__Instructions to follow__: Scan the records below for lines with the word "坚持公开", then state how many you find and nothing else.

__Provided entries__:
## START

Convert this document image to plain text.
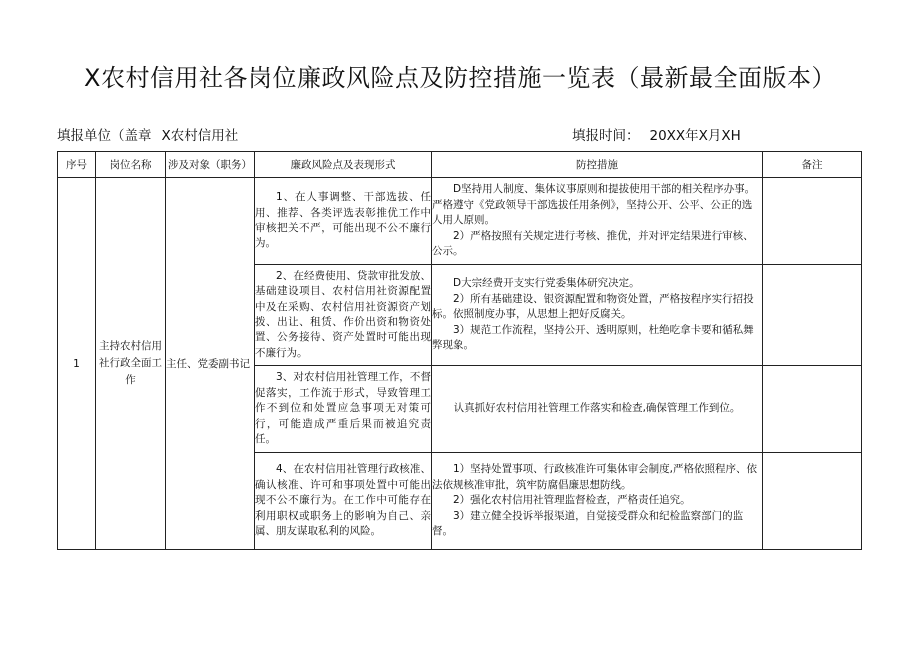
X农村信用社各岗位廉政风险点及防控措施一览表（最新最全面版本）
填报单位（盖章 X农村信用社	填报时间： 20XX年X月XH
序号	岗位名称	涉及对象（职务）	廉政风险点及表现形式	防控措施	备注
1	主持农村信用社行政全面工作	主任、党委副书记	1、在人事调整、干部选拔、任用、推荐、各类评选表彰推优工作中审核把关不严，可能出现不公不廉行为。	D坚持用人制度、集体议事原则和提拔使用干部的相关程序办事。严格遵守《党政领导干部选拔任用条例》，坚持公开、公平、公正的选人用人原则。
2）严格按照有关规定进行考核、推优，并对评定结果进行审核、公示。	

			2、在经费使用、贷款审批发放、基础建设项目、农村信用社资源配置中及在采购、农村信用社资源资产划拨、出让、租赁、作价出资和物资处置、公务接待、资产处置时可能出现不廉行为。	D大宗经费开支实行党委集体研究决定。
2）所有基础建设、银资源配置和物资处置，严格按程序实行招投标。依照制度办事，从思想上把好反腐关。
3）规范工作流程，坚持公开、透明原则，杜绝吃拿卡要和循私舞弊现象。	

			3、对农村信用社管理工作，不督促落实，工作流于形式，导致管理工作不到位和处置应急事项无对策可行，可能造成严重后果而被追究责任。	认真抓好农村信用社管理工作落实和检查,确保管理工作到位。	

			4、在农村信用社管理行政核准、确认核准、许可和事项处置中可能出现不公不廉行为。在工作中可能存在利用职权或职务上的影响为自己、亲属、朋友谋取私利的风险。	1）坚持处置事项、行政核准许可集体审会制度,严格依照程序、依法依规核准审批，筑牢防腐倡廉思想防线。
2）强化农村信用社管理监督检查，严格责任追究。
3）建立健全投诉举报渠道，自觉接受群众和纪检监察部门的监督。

## END

__Correct answer__: 2